___ Data records ___

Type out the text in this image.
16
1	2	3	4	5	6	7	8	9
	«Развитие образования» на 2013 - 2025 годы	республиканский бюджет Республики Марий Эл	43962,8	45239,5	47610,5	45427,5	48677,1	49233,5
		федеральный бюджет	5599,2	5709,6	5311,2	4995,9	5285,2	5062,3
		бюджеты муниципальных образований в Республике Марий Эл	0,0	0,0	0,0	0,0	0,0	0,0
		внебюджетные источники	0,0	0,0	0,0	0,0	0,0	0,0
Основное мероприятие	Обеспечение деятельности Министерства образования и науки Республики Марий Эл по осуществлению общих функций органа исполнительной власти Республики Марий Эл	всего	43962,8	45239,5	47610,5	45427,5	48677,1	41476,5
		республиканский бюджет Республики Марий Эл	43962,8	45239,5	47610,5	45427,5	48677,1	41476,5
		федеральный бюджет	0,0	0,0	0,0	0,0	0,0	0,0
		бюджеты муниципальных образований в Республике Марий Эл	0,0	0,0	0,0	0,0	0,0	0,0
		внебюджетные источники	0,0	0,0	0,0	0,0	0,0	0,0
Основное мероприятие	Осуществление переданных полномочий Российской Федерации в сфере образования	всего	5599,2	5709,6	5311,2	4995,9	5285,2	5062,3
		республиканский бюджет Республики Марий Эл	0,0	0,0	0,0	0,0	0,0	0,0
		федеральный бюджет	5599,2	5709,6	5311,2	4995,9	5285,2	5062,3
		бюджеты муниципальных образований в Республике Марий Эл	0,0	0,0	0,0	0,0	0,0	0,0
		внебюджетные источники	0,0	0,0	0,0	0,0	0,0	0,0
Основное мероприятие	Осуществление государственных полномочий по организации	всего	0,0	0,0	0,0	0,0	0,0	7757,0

___
___ Data records ___

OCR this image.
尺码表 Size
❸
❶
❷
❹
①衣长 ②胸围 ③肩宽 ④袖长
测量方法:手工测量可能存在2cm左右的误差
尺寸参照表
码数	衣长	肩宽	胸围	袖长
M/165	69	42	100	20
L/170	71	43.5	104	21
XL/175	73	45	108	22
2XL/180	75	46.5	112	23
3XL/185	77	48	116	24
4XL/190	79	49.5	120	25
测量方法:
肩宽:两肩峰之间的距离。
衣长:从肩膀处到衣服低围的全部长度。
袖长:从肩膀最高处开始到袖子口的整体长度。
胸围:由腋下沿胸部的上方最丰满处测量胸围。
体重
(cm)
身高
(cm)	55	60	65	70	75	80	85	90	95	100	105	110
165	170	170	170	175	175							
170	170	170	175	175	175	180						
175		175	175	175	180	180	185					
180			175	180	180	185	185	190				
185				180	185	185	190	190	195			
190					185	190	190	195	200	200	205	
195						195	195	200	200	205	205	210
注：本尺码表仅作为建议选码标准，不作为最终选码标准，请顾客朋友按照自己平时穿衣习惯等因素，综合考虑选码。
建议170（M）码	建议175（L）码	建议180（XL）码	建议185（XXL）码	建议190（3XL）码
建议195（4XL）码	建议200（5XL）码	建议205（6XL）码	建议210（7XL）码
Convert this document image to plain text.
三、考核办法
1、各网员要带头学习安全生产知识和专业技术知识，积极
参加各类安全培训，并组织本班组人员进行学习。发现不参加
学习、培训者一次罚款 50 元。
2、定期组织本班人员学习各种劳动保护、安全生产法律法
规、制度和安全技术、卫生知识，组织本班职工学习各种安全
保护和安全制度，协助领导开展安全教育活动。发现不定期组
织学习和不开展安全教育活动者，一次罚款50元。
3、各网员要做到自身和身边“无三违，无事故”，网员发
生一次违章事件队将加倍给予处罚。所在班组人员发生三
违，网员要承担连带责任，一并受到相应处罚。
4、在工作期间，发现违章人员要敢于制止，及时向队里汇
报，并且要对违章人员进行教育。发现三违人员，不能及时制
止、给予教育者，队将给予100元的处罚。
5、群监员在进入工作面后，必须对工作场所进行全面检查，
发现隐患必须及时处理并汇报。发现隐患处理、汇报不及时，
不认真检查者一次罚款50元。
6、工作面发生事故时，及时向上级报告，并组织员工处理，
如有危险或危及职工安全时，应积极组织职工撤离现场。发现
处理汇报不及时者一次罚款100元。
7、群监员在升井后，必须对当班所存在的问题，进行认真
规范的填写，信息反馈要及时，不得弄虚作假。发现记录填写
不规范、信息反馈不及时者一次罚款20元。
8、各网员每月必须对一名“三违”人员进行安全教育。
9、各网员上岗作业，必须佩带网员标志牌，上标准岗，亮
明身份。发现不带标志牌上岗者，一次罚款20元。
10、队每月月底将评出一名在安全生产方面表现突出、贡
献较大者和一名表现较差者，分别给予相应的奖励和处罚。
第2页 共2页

___

> [What to produce]:
From the listing above, copy all lines holding the word "Осуществление".

> [Exercise output]:
Основное мероприятие	Осуществление переданных полномочий Российской Федерации в сфере образования	всего	5599,2	5709,6	5311,2	4995,9	5285,2	5062,3
Основное мероприятие	Осуществление государственных полномочий по организации	всего	0,0	0,0	0,0	0,0	0,0	7757,0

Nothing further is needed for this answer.